SUPPLIED INFORMATION:

______________________________

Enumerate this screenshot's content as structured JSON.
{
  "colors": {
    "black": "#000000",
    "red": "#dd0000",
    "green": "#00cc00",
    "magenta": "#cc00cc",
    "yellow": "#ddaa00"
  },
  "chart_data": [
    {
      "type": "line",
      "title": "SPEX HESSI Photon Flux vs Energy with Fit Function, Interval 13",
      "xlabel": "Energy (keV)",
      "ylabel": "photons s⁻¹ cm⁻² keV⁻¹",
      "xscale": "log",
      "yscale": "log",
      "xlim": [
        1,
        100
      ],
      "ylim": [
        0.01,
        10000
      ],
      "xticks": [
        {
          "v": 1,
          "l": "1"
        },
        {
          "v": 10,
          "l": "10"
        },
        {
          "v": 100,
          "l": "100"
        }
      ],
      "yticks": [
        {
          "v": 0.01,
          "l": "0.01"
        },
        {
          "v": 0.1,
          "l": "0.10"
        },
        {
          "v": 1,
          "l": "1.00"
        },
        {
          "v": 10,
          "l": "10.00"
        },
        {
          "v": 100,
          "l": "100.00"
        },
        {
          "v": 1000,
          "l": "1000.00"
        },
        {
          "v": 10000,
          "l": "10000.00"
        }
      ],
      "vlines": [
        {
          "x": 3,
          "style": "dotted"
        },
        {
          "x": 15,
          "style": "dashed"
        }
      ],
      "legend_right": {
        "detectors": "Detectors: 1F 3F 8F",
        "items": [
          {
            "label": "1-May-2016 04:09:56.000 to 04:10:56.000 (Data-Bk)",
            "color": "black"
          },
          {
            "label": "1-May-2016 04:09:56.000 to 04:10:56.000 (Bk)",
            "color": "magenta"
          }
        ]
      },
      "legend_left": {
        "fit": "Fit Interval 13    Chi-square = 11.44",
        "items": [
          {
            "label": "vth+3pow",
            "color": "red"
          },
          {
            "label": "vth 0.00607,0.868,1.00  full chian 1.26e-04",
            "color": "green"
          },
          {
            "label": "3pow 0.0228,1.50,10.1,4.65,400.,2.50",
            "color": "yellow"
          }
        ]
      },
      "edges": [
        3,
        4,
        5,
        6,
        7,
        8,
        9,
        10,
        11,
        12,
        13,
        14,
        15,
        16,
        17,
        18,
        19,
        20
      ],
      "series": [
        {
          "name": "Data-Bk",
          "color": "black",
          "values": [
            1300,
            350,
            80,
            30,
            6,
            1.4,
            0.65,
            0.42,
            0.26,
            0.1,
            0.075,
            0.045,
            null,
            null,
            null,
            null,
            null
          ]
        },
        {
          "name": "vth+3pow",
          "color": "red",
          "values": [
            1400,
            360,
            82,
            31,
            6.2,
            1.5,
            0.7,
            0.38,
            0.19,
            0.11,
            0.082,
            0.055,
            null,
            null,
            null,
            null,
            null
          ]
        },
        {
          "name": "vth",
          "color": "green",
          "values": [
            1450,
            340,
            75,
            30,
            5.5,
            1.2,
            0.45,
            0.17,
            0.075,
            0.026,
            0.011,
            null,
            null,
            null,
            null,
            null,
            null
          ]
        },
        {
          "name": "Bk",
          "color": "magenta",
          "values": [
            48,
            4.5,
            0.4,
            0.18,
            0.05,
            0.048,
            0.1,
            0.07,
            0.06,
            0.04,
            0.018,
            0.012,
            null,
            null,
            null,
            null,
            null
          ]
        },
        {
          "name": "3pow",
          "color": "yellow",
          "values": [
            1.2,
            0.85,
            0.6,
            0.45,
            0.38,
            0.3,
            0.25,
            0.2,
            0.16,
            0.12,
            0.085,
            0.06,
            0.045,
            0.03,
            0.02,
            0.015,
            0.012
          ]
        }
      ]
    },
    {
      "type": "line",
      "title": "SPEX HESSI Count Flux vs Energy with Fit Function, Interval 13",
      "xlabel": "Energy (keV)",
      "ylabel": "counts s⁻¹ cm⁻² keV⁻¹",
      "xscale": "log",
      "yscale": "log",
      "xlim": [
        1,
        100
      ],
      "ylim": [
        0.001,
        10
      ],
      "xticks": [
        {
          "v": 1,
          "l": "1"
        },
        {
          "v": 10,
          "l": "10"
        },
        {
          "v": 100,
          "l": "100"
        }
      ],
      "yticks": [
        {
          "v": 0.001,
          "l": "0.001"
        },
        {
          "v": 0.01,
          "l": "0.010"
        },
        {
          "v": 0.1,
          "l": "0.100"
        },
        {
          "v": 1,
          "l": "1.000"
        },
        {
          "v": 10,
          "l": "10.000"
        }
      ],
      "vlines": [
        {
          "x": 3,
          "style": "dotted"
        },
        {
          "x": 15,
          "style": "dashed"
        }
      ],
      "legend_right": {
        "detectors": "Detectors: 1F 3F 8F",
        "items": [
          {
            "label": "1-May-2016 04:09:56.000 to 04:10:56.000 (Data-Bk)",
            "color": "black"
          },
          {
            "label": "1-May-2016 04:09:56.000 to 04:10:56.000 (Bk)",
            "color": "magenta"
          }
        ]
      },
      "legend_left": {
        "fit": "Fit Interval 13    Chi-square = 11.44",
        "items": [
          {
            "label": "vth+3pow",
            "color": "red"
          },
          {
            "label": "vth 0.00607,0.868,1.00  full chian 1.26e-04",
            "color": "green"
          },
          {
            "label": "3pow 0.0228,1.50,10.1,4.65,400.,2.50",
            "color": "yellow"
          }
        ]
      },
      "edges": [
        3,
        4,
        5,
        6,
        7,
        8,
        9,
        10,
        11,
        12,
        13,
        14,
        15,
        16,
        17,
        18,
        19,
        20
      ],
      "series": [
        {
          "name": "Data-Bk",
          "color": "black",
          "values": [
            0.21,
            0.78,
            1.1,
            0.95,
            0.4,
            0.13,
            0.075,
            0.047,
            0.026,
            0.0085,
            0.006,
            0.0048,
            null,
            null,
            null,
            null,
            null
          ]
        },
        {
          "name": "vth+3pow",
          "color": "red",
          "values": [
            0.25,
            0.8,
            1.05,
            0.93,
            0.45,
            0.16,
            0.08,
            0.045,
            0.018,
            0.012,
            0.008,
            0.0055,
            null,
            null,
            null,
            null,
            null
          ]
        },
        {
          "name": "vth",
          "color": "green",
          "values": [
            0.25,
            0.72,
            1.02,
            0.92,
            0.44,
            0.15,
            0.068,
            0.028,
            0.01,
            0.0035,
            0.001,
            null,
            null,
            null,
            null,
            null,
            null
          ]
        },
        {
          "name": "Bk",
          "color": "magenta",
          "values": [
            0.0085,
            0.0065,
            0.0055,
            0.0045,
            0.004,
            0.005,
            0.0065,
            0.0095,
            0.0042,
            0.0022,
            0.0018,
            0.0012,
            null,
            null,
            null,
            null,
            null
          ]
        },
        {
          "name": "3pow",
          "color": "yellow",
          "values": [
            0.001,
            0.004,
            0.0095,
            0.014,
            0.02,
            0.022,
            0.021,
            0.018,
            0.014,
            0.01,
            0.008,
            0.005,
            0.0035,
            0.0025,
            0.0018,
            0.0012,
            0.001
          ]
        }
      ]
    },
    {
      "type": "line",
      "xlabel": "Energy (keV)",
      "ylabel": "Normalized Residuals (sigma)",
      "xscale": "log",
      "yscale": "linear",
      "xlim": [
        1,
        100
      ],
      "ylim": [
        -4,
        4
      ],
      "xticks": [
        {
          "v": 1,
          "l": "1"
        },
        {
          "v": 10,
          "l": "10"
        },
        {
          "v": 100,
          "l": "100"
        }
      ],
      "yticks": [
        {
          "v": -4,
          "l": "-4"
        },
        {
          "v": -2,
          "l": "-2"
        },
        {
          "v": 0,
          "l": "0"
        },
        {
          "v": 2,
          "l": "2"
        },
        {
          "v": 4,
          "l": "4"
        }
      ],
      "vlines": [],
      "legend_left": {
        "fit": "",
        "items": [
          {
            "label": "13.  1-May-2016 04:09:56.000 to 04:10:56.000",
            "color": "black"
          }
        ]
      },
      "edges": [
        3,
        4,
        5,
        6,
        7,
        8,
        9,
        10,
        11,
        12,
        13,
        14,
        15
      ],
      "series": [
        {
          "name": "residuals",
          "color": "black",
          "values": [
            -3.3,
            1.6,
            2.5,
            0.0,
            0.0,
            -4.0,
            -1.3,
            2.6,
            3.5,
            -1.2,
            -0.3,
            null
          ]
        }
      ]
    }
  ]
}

______________________________

WHAT YOU SHOULD DO: Write out every line of the listing that holds the word "ylabel".

ANSWER TO THE TASK:
      "ylabel": "photons s⁻¹ cm⁻² keV⁻¹",
      "ylabel": "counts s⁻¹ cm⁻² keV⁻¹",
      "ylabel": "Normalized Residuals (sigma)",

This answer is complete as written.